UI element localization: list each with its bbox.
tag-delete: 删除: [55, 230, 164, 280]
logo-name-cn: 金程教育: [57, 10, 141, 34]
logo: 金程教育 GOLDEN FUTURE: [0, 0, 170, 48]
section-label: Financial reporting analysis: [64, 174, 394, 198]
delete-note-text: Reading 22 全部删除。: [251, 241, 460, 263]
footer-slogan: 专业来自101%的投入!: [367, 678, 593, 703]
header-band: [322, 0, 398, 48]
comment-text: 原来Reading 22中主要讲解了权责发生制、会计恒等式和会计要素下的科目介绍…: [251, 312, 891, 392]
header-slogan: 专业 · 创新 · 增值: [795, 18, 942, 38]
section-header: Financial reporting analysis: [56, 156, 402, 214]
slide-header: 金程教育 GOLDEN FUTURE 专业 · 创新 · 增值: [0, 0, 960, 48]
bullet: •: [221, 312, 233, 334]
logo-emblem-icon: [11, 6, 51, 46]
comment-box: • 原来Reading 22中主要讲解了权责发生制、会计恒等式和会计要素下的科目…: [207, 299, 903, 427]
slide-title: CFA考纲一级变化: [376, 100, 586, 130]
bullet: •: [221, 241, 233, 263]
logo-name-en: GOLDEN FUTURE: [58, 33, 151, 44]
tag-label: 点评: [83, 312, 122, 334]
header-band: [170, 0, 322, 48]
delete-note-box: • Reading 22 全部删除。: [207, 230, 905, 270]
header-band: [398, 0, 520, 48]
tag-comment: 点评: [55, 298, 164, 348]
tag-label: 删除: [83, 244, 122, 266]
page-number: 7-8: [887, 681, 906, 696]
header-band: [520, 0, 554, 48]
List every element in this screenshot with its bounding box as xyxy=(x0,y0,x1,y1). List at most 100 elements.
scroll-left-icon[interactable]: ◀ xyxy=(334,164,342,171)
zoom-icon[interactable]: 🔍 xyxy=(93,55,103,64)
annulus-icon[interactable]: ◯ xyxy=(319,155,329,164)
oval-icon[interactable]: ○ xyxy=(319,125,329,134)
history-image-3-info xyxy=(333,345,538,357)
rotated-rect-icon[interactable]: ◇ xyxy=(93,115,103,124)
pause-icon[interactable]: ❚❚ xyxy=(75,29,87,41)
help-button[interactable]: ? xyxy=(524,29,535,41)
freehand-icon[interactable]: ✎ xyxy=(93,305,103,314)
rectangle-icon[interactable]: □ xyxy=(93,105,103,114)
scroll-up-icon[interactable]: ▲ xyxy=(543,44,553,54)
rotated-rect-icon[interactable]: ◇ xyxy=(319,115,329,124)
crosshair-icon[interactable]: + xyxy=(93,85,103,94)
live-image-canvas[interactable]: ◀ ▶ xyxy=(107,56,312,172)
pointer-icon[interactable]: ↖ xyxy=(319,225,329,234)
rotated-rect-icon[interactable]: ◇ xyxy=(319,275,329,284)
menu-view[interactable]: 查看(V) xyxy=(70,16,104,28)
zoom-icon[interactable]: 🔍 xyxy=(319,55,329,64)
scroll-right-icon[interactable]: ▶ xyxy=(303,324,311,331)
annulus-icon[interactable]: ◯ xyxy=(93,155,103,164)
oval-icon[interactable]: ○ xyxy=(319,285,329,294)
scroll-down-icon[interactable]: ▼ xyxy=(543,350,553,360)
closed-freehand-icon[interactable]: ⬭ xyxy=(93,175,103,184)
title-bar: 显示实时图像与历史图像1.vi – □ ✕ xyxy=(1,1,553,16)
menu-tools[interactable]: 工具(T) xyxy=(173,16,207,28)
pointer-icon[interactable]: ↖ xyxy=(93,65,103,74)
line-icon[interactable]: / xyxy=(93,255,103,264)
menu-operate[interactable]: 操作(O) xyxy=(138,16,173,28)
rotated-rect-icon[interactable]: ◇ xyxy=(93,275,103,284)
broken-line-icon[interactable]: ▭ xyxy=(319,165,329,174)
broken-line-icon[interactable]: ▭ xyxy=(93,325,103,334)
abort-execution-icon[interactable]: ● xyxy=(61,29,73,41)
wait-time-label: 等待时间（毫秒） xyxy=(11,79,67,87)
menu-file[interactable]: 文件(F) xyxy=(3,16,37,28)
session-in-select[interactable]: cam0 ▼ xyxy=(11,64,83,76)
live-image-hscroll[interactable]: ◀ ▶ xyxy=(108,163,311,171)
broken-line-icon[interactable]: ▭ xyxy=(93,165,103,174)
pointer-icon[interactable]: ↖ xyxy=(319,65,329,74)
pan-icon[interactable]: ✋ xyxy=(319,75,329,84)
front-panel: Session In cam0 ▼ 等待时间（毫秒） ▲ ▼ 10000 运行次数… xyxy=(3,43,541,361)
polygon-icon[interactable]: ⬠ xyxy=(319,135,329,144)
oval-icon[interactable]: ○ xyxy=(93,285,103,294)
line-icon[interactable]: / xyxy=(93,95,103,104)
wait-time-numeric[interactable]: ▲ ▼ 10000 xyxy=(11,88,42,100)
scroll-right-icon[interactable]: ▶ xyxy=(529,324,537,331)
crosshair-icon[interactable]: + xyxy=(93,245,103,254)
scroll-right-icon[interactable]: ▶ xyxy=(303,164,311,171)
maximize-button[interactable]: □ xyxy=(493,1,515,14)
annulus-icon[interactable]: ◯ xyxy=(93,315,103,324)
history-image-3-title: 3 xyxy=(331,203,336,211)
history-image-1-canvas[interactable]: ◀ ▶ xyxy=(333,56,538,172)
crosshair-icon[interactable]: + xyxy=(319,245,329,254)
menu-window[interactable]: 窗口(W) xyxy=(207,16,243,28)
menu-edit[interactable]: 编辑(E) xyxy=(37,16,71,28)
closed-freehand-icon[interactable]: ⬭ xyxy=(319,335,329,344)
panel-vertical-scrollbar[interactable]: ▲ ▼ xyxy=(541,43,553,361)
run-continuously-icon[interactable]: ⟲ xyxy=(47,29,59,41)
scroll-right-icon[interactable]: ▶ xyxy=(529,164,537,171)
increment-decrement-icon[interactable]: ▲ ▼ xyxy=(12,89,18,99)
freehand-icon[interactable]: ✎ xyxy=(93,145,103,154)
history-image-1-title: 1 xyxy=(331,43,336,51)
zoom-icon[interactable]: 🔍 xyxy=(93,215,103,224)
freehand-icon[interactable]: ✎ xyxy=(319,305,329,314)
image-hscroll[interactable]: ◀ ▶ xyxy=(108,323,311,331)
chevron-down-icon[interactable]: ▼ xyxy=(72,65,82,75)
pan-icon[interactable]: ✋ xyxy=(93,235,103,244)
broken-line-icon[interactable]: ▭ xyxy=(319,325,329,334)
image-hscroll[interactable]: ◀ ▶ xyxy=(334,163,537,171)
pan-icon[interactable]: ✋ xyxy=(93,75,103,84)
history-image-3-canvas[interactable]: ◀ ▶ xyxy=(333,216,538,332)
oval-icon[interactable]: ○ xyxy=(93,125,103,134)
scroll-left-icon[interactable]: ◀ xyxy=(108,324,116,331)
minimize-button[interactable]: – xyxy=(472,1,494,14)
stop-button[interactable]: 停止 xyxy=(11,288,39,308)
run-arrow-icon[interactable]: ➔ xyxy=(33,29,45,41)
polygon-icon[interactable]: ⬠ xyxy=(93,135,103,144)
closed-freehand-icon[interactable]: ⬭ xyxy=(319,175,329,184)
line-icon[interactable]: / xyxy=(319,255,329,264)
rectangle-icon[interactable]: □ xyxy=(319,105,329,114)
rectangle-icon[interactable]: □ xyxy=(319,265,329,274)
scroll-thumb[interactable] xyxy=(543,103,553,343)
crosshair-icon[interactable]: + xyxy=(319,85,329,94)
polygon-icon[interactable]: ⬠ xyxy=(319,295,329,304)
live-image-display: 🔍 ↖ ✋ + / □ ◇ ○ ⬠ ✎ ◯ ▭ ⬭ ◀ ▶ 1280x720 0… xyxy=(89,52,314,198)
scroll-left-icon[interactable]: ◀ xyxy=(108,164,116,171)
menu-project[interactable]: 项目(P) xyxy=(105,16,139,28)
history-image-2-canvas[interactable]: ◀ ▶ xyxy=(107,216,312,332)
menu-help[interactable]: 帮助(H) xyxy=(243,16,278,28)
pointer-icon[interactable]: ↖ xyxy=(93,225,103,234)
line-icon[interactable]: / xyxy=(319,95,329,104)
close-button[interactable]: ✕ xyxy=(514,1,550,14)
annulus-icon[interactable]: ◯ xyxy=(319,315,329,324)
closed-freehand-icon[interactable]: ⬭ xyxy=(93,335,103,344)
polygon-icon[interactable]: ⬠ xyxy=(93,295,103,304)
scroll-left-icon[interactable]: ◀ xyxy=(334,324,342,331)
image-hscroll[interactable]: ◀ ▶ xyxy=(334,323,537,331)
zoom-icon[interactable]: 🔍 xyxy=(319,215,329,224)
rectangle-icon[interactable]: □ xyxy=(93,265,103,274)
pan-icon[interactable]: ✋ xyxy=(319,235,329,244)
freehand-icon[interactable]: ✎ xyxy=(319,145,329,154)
· · · · · · ·
• [WRITTEN TASK]
Edit the lines from the first one through the line with "scroll-right-icon[interactable]: ▶ xyxy=(303,324,311,331)", changing every "rotated-rect-icon" to "diamond-icon" and keeping everything else the same.

• [CORRECT RESULT]
UI element localization: list each with its bbox.
tag-delete: 删除: [55, 230, 164, 280]
logo-name-cn: 金程教育: [57, 10, 141, 34]
logo: 金程教育 GOLDEN FUTURE: [0, 0, 170, 48]
section-label: Financial reporting analysis: [64, 174, 394, 198]
delete-note-text: Reading 22 全部删除。: [251, 241, 460, 263]
footer-slogan: 专业来自101%的投入!: [367, 678, 593, 703]
header-band: [322, 0, 398, 48]
comment-text: 原来Reading 22中主要讲解了权责发生制、会计恒等式和会计要素下的科目介绍…: [251, 312, 891, 392]
header-slogan: 专业 · 创新 · 增值: [795, 18, 942, 38]
section-header: Financial reporting analysis: [56, 156, 402, 214]
slide-header: 金程教育 GOLDEN FUTURE 专业 · 创新 · 增值: [0, 0, 960, 48]
bullet: •: [221, 312, 233, 334]
logo-emblem-icon: [11, 6, 51, 46]
comment-box: • 原来Reading 22中主要讲解了权责发生制、会计恒等式和会计要素下的科目…: [207, 299, 903, 427]
slide-title: CFA考纲一级变化: [376, 100, 586, 130]
bullet: •: [221, 241, 233, 263]
logo-name-en: GOLDEN FUTURE: [58, 33, 151, 44]
tag-label: 点评: [83, 312, 122, 334]
header-band: [170, 0, 322, 48]
delete-note-box: • Reading 22 全部删除。: [207, 230, 905, 270]
header-band: [398, 0, 520, 48]
tag-comment: 点评: [55, 298, 164, 348]
tag-label: 删除: [83, 244, 122, 266]
page-number: 7-8: [887, 681, 906, 696]
header-band: [520, 0, 554, 48]
List every element in this screenshot with its bounding box as xyxy=(x0,y0,x1,y1). List at most 100 elements.
scroll-left-icon[interactable]: ◀ xyxy=(334,164,342,171)
zoom-icon[interactable]: 🔍 xyxy=(93,55,103,64)
annulus-icon[interactable]: ◯ xyxy=(319,155,329,164)
oval-icon[interactable]: ○ xyxy=(319,125,329,134)
history-image-3-info xyxy=(333,345,538,357)
diamond-icon[interactable]: ◇ xyxy=(93,115,103,124)
pause-icon[interactable]: ❚❚ xyxy=(75,29,87,41)
help-button[interactable]: ? xyxy=(524,29,535,41)
freehand-icon[interactable]: ✎ xyxy=(93,305,103,314)
rectangle-icon[interactable]: □ xyxy=(93,105,103,114)
scroll-up-icon[interactable]: ▲ xyxy=(543,44,553,54)
diamond-icon[interactable]: ◇ xyxy=(319,115,329,124)
crosshair-icon[interactable]: + xyxy=(93,85,103,94)
live-image-canvas[interactable]: ◀ ▶ xyxy=(107,56,312,172)
pointer-icon[interactable]: ↖ xyxy=(319,225,329,234)
diamond-icon[interactable]: ◇ xyxy=(319,275,329,284)
menu-view[interactable]: 查看(V) xyxy=(70,16,104,28)
zoom-icon[interactable]: 🔍 xyxy=(319,55,329,64)
scroll-right-icon[interactable]: ▶ xyxy=(303,324,311,331)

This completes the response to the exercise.